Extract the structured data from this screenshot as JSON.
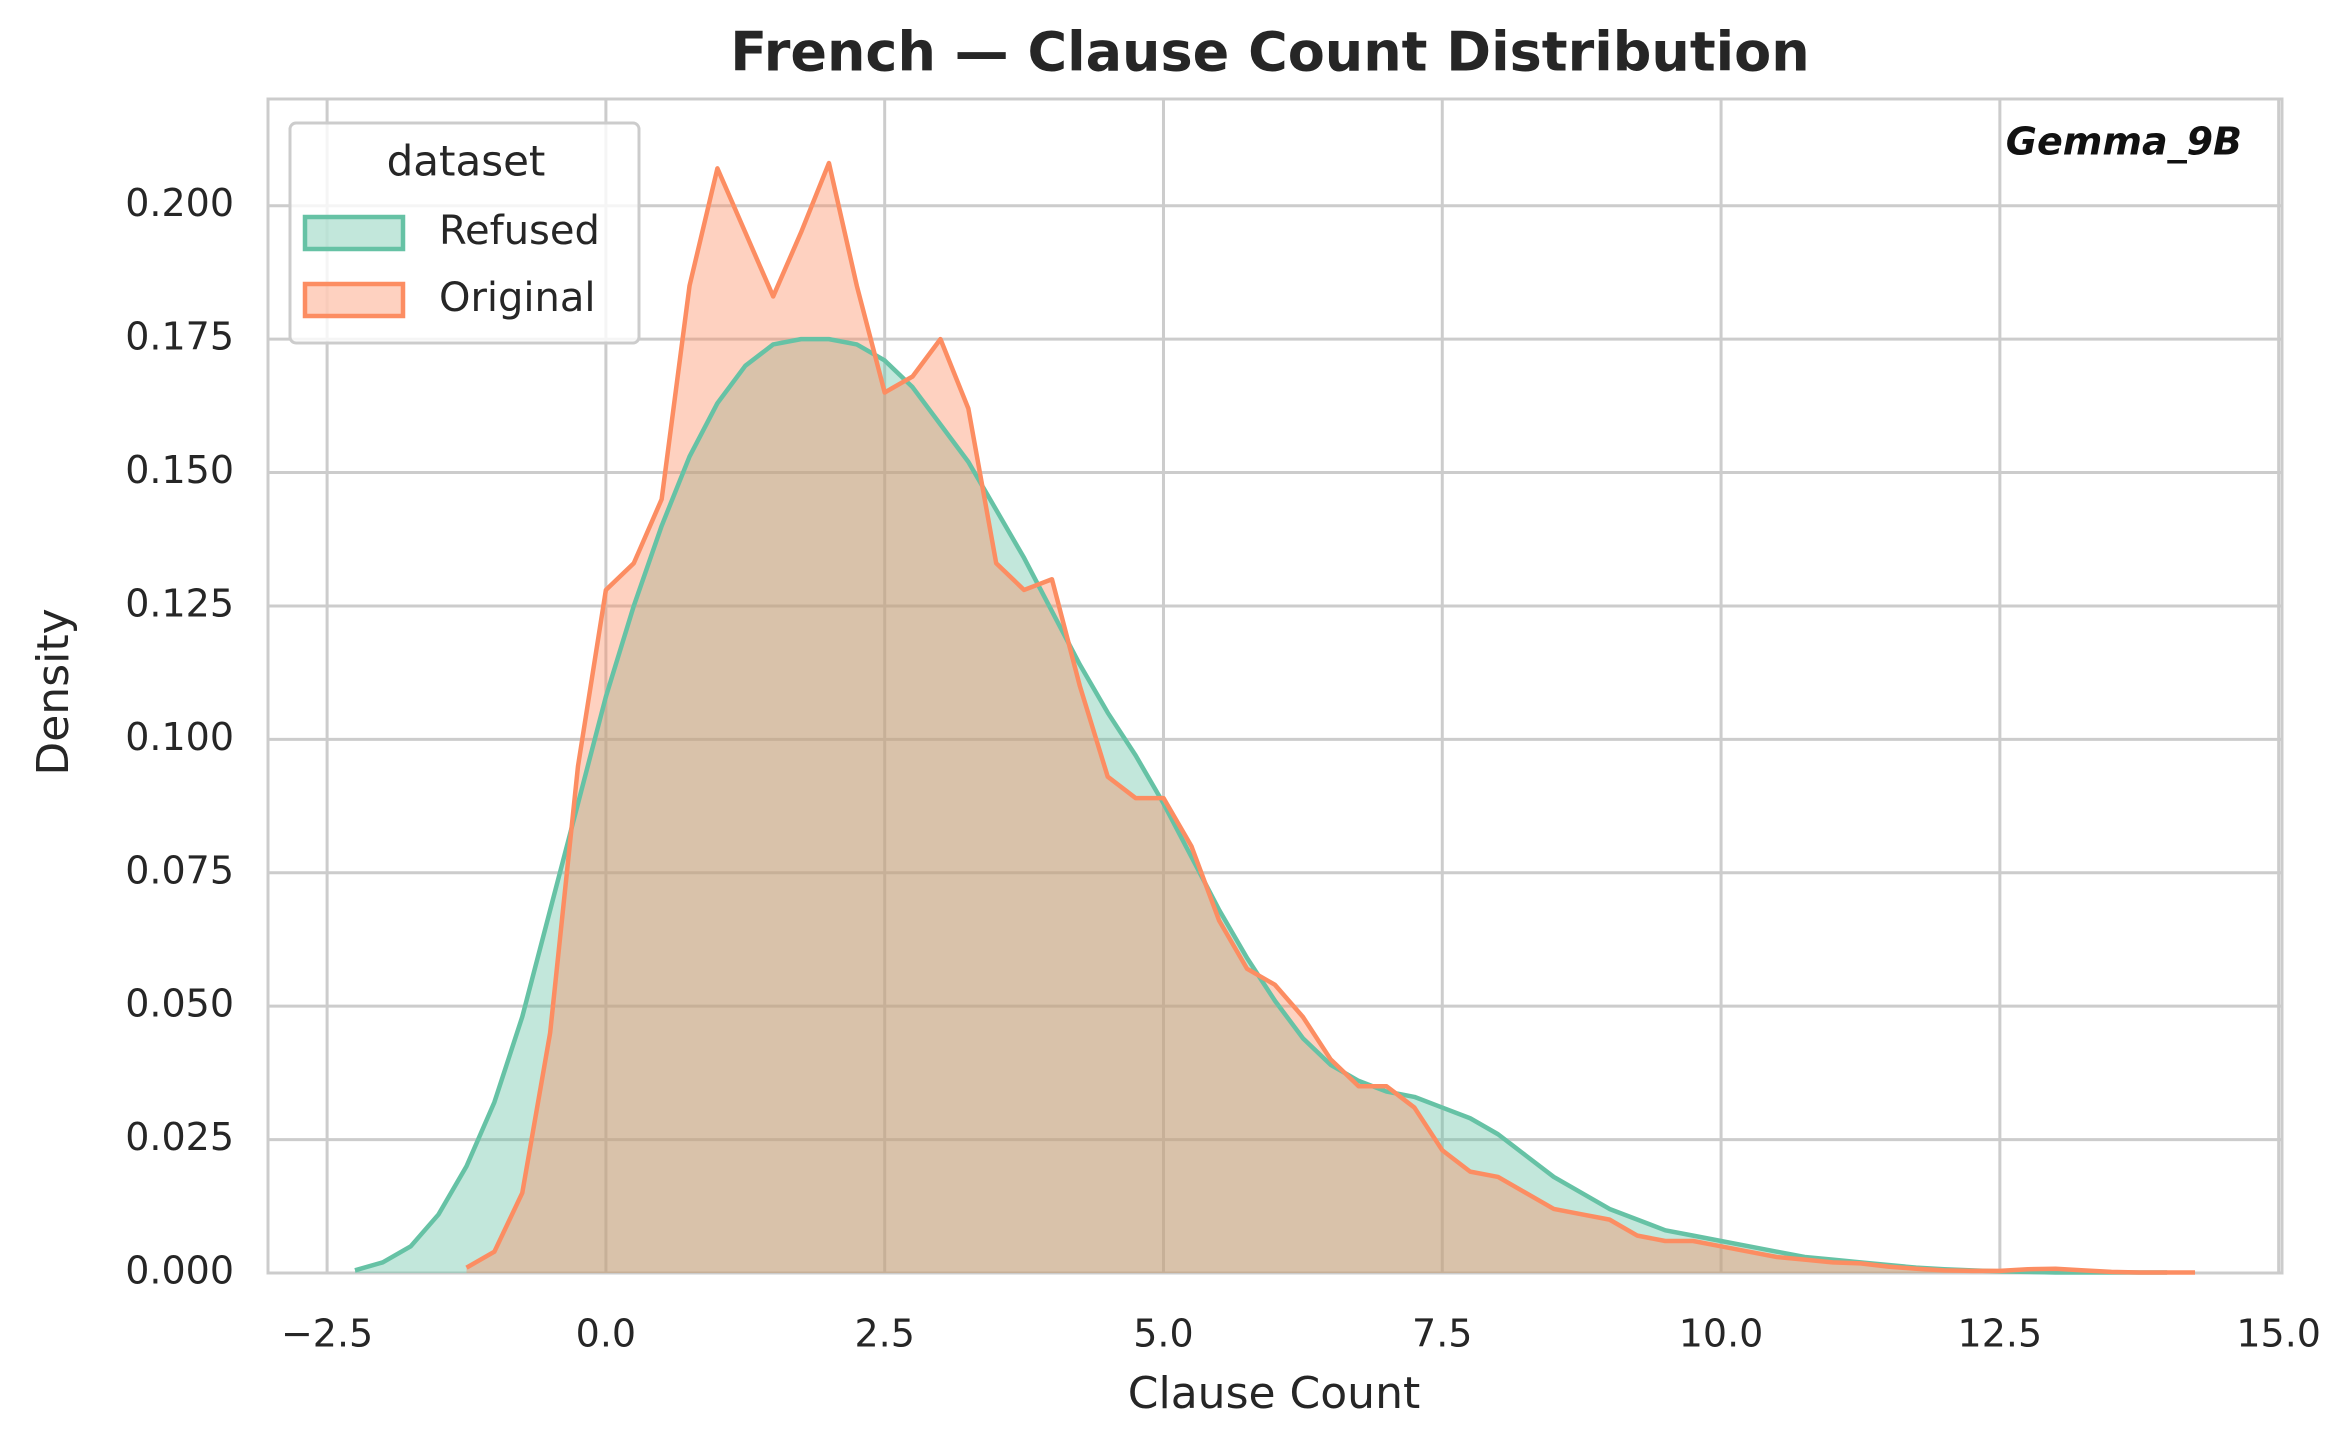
{
  "chart_data": {
    "type": "area",
    "title": "French — Clause Count Distribution",
    "annotation": "Gemma_9B",
    "xlabel": "Clause Count",
    "ylabel": "Density",
    "legend_title": "dataset",
    "legend": "upper left",
    "grid": true,
    "x": [
      -2.25,
      -2,
      -1.75,
      -1.5,
      -1.25,
      -1,
      -0.75,
      -0.5,
      -0.25,
      0,
      0.25,
      0.5,
      0.75,
      1,
      1.25,
      1.5,
      1.75,
      2,
      2.25,
      2.5,
      2.75,
      3,
      3.25,
      3.5,
      3.75,
      4,
      4.25,
      4.5,
      4.75,
      5,
      5.25,
      5.5,
      5.75,
      6,
      6.25,
      6.5,
      6.75,
      7,
      7.25,
      7.5,
      7.75,
      8,
      8.25,
      8.5,
      8.75,
      9,
      9.25,
      9.5,
      9.75,
      10,
      10.25,
      10.5,
      10.75,
      11,
      11.25,
      11.5,
      11.75,
      12,
      12.25,
      12.5,
      12.75,
      13,
      13.25,
      13.5,
      13.75,
      14,
      14.25
    ],
    "series": [
      {
        "name": "Refused",
        "color": "#66c2a5",
        "values": [
          0.0005,
          0.002,
          0.005,
          0.011,
          0.02,
          0.032,
          0.048,
          0.068,
          0.088,
          0.108,
          0.125,
          0.14,
          0.153,
          0.163,
          0.17,
          0.174,
          0.175,
          0.175,
          0.174,
          0.171,
          0.166,
          0.159,
          0.152,
          0.143,
          0.134,
          0.124,
          0.114,
          0.105,
          0.097,
          0.088,
          0.078,
          0.068,
          0.059,
          0.051,
          0.044,
          0.039,
          0.036,
          0.034,
          0.033,
          0.031,
          0.029,
          0.026,
          0.022,
          0.018,
          0.015,
          0.012,
          0.01,
          0.008,
          0.007,
          0.006,
          0.005,
          0.004,
          0.003,
          0.0025,
          0.002,
          0.0015,
          0.001,
          0.0007,
          0.0005,
          0.0003,
          0.0002,
          0.0001,
          0.0001,
          0.0001,
          0.0001,
          0.0001,
          null
        ]
      },
      {
        "name": "Original",
        "color": "#fc8d62",
        "values": [
          null,
          null,
          null,
          null,
          0.001,
          0.004,
          0.015,
          0.045,
          0.095,
          0.128,
          0.133,
          0.145,
          0.185,
          0.207,
          0.195,
          0.183,
          0.195,
          0.208,
          0.185,
          0.165,
          0.168,
          0.175,
          0.162,
          0.133,
          0.128,
          0.13,
          0.11,
          0.093,
          0.089,
          0.089,
          0.08,
          0.066,
          0.057,
          0.054,
          0.048,
          0.04,
          0.035,
          0.035,
          0.031,
          0.023,
          0.019,
          0.018,
          0.015,
          0.012,
          0.011,
          0.01,
          0.007,
          0.006,
          0.006,
          0.005,
          0.004,
          0.003,
          0.0025,
          0.002,
          0.0018,
          0.0012,
          0.0008,
          0.0005,
          0.0004,
          0.0004,
          0.0007,
          0.0008,
          0.0005,
          0.0002,
          0.0001,
          0.0001,
          0.0001
        ]
      }
    ],
    "xlim": [
      -3.03,
      15.03
    ],
    "ylim": [
      0,
      0.22
    ],
    "xticks": [
      {
        "value": -2.5,
        "label": "−2.5"
      },
      {
        "value": 0,
        "label": "0.0"
      },
      2.5,
      {
        "value": 5,
        "label": "5.0"
      },
      7.5,
      {
        "value": 10,
        "label": "10.0"
      },
      12.5,
      {
        "value": 15,
        "label": "15.0"
      }
    ],
    "yticks": [
      {
        "value": 0,
        "label": "0.000"
      },
      0.025,
      {
        "value": 0.05,
        "label": "0.050"
      },
      0.075,
      {
        "value": 0.1,
        "label": "0.100"
      },
      0.125,
      {
        "value": 0.15,
        "label": "0.150"
      },
      0.175,
      {
        "value": 0.2,
        "label": "0.200"
      }
    ]
  }
}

▸ **Challenge**:
Pictures in the records should not appear in your copy, but everything else must be transcribed exactly.

▸ **Solution to the problem**:
Extract the structured data from this screenshot as JSON.
{
  "chart_data": {
    "type": "area",
    "title": "French — Clause Count Distribution",
    "annotation": "Gemma_9B",
    "xlabel": "Clause Count",
    "ylabel": "Density",
    "legend_title": "dataset",
    "legend": "upper left",
    "grid": true,
    "x": [
      -2.25,
      -2,
      -1.75,
      -1.5,
      -1.25,
      -1,
      -0.75,
      -0.5,
      -0.25,
      0,
      0.25,
      0.5,
      0.75,
      1,
      1.25,
      1.5,
      1.75,
      2,
      2.25,
      2.5,
      2.75,
      3,
      3.25,
      3.5,
      3.75,
      4,
      4.25,
      4.5,
      4.75,
      5,
      5.25,
      5.5,
      5.75,
      6,
      6.25,
      6.5,
      6.75,
      7,
      7.25,
      7.5,
      7.75,
      8,
      8.25,
      8.5,
      8.75,
      9,
      9.25,
      9.5,
      9.75,
      10,
      10.25,
      10.5,
      10.75,
      11,
      11.25,
      11.5,
      11.75,
      12,
      12.25,
      12.5,
      12.75,
      13,
      13.25,
      13.5,
      13.75,
      14,
      14.25
    ],
    "series": [
      {
        "name": "Refused",
        "color": "#66c2a5",
        "values": [
          0.0005,
          0.002,
          0.005,
          0.011,
          0.02,
          0.032,
          0.048,
          0.068,
          0.088,
          0.108,
          0.125,
          0.14,
          0.153,
          0.163,
          0.17,
          0.174,
          0.175,
          0.175,
          0.174,
          0.171,
          0.166,
          0.159,
          0.152,
          0.143,
          0.134,
          0.124,
          0.114,
          0.105,
          0.097,
          0.088,
          0.078,
          0.068,
          0.059,
          0.051,
          0.044,
          0.039,
          0.036,
          0.034,
          0.033,
          0.031,
          0.029,
          0.026,
          0.022,
          0.018,
          0.015,
          0.012,
          0.01,
          0.008,
          0.007,
          0.006,
          0.005,
          0.004,
          0.003,
          0.0025,
          0.002,
          0.0015,
          0.001,
          0.0007,
          0.0005,
          0.0003,
          0.0002,
          0.0001,
          0.0001,
          0.0001,
          0.0001,
          0.0001,
          null
        ]
      },
      {
        "name": "Original",
        "color": "#fc8d62",
        "values": [
          null,
          null,
          null,
          null,
          0.001,
          0.004,
          0.015,
          0.045,
          0.095,
          0.128,
          0.133,
          0.145,
          0.185,
          0.207,
          0.195,
          0.183,
          0.195,
          0.208,
          0.185,
          0.165,
          0.168,
          0.175,
          0.162,
          0.133,
          0.128,
          0.13,
          0.11,
          0.093,
          0.089,
          0.089,
          0.08,
          0.066,
          0.057,
          0.054,
          0.048,
          0.04,
          0.035,
          0.035,
          0.031,
          0.023,
          0.019,
          0.018,
          0.015,
          0.012,
          0.011,
          0.01,
          0.007,
          0.006,
          0.006,
          0.005,
          0.004,
          0.003,
          0.0025,
          0.002,
          0.0018,
          0.0012,
          0.0008,
          0.0005,
          0.0004,
          0.0004,
          0.0007,
          0.0008,
          0.0005,
          0.0002,
          0.0001,
          0.0001,
          0.0001
        ]
      }
    ],
    "xlim": [
      -3.03,
      15.03
    ],
    "ylim": [
      0,
      0.22
    ],
    "xticks": [
      {
        "value": -2.5,
        "label": "−2.5"
      },
      {
        "value": 0,
        "label": "0.0"
      },
      2.5,
      {
        "value": 5,
        "label": "5.0"
      },
      7.5,
      {
        "value": 10,
        "label": "10.0"
      },
      12.5,
      {
        "value": 15,
        "label": "15.0"
      }
    ],
    "yticks": [
      {
        "value": 0,
        "label": "0.000"
      },
      0.025,
      {
        "value": 0.05,
        "label": "0.050"
      },
      0.075,
      {
        "value": 0.1,
        "label": "0.100"
      },
      0.125,
      {
        "value": 0.15,
        "label": "0.150"
      },
      0.175,
      {
        "value": 0.2,
        "label": "0.200"
      }
    ]
  }
}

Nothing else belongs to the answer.